Collected data entries
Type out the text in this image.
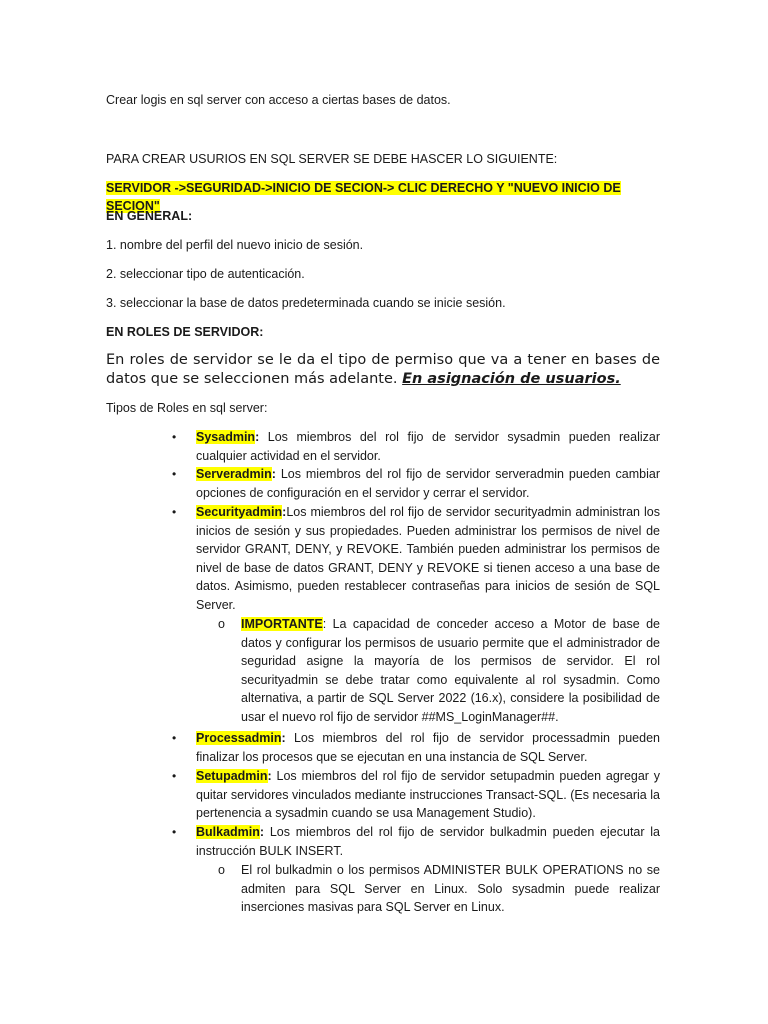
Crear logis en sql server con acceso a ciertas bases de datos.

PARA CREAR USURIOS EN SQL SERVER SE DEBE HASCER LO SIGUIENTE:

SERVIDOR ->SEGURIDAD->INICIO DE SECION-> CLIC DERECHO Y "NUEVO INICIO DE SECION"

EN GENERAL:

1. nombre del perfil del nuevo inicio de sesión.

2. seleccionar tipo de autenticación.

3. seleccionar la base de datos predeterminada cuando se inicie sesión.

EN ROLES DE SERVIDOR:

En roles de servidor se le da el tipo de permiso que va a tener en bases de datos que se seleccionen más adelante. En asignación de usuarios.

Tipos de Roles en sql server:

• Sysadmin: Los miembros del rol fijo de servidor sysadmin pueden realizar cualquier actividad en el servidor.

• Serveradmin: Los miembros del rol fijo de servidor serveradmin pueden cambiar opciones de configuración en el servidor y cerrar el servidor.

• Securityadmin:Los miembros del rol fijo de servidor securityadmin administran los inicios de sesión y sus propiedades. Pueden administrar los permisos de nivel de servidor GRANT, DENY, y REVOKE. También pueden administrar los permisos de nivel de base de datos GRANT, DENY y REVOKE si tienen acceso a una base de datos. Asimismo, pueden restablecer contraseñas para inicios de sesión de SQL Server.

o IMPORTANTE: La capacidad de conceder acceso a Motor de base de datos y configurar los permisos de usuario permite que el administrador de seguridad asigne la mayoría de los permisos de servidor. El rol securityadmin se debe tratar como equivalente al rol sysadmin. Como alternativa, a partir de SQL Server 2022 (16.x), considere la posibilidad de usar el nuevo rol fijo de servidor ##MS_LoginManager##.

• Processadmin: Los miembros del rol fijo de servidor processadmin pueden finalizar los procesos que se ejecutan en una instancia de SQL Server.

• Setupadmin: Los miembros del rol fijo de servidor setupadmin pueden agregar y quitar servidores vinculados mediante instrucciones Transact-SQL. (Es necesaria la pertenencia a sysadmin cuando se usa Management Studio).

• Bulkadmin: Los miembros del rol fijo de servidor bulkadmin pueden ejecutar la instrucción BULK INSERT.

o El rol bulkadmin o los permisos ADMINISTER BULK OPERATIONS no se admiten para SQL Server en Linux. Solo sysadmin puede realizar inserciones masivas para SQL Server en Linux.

--

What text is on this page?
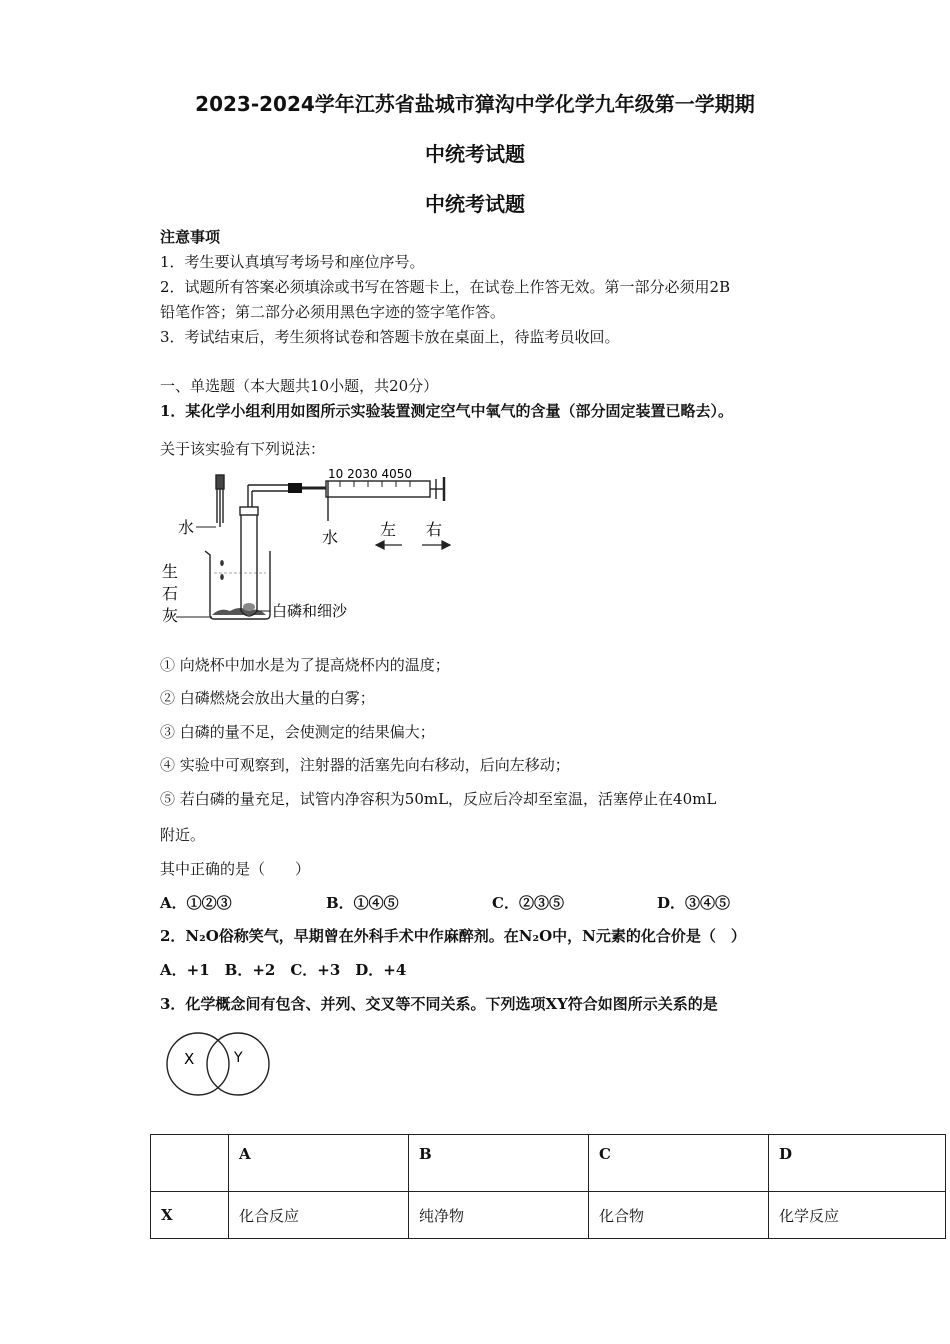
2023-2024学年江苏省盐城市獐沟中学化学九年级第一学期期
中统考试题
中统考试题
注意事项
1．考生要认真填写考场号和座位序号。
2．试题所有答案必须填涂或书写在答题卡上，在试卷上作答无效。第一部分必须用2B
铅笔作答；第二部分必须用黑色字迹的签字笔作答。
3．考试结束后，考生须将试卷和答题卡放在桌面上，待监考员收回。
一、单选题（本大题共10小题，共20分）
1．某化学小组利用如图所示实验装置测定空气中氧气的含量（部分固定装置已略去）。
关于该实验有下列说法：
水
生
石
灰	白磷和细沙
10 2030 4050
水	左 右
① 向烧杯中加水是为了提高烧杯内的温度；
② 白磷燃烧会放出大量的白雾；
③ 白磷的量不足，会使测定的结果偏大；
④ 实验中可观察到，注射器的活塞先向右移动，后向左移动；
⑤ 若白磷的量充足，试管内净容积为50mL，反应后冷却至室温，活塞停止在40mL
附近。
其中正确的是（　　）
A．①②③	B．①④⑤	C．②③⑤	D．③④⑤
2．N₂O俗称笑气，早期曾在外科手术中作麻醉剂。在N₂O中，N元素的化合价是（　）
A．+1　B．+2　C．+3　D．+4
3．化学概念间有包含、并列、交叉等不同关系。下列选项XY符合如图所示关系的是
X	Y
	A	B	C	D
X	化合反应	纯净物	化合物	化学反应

● **Given problem**
Among the lines of the data, identify those with the word "bases". Copy each of them.

● **Final answer**
Crear logis en sql server con acceso a ciertas bases de datos.
En roles de servidor se le da el tipo de permiso que va a tener en bases de datos que se seleccionen más adelante. En asignación de usuarios.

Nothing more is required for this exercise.